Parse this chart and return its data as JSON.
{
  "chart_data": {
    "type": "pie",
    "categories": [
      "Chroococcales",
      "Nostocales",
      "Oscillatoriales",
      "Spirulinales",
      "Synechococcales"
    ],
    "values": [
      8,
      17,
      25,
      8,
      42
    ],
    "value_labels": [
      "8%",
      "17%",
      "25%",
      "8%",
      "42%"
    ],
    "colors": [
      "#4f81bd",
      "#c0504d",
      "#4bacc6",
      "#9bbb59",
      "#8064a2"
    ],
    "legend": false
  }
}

__WHAT TO PRODUCE__
Transcribe each entry exactly.

__FINISHED EXERCISE__
Parse this chart and return its data as JSON.
{
  "chart_data": {
    "type": "pie",
    "categories": [
      "Chroococcales",
      "Nostocales",
      "Oscillatoriales",
      "Spirulinales",
      "Synechococcales"
    ],
    "values": [
      8,
      17,
      25,
      8,
      42
    ],
    "value_labels": [
      "8%",
      "17%",
      "25%",
      "8%",
      "42%"
    ],
    "colors": [
      "#4f81bd",
      "#c0504d",
      "#4bacc6",
      "#9bbb59",
      "#8064a2"
    ],
    "legend": false
  }
}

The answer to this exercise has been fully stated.